- _EXERCISE OBJECTIVE_
Report each line of the data that includes the word "Figure".

** Begin SUPPLIED MATERIAL **

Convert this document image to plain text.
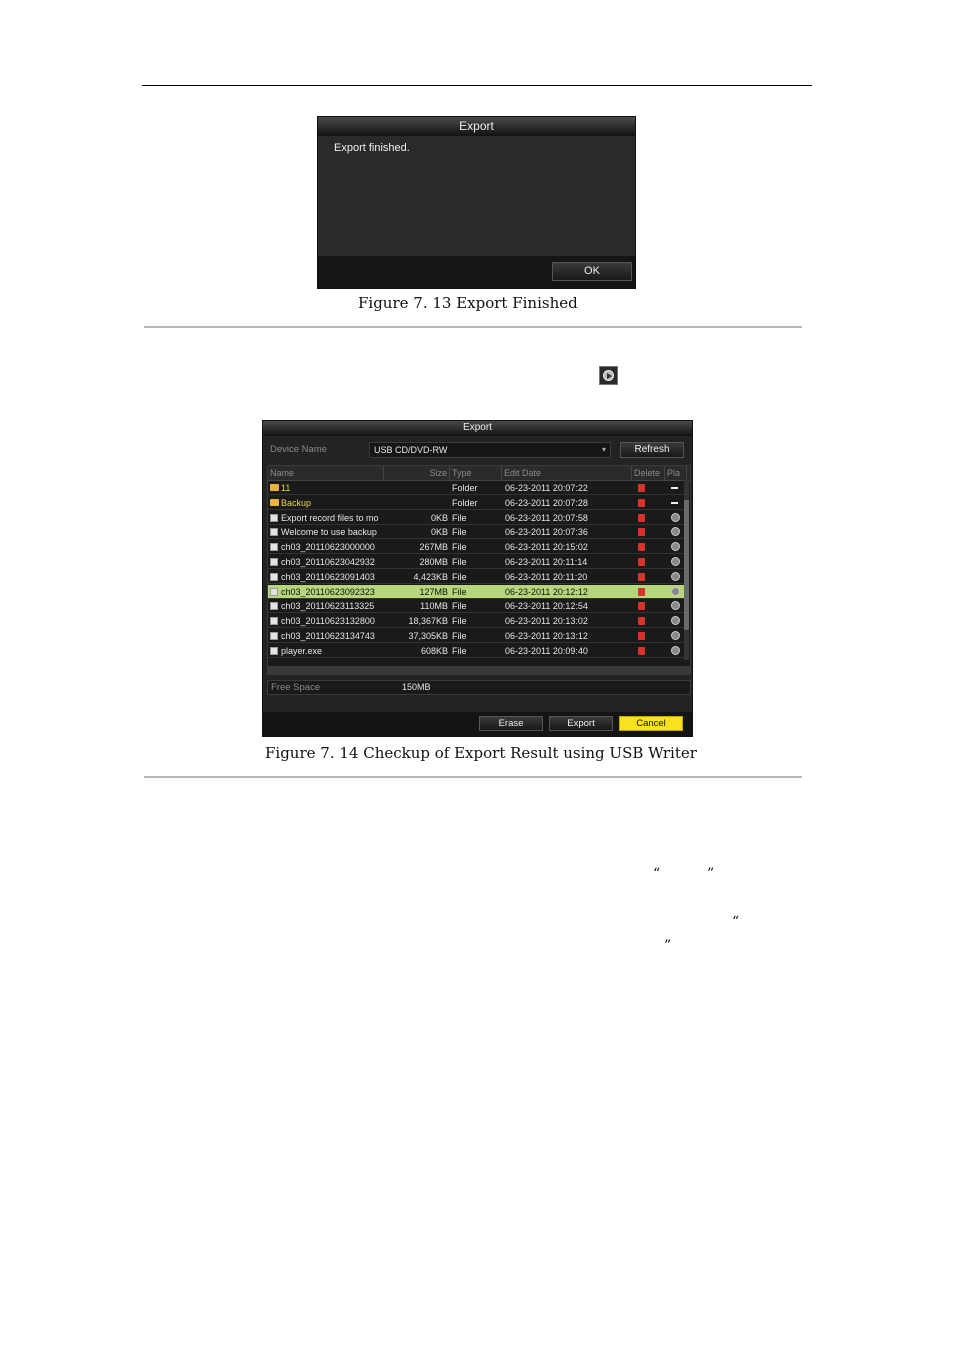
Export
Export finished.
OK
Figure 7. 13 Export Finished
Export
Device Name	USB CD/DVD-RW	▾	Refresh
Name	Size Type	Edit Date	Delete Pla
11	Folder	06-23-2011 20:07:22
Backup	Folder	06-23-2011 20:07:28
Export record files to mo	0KB File	06-23-2011 20:07:58
Welcome to use backup	0KB File	06-23-2011 20:07:36
ch03_20110623000000	267MB File	06-23-2011 20:15:02
ch03_20110623042932	280MB File	06-23-2011 20:11:14
ch03_20110623091403	4,423KB File	06-23-2011 20:11:20
ch03_20110623092323	127MB File	06-23-2011 20:12:12
ch03_20110623113325	110MB File	06-23-2011 20:12:54
ch03_20110623132800	18,367KB File	06-23-2011 20:13:02
ch03_20110623134743	37,305KB File	06-23-2011 20:13:12
player.exe	608KB File	06-23-2011 20:09:40
Free Space	150MB
Erase	Export	Cancel
Figure 7. 14 Checkup of Export Result using USB Writer
“	”
“
”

** End SUPPLIED MATERIAL **

- _ANSWER TO THE TASK_
Figure 7. 13 Export Finished
Figure 7. 14 Checkup of Export Result using USB Writer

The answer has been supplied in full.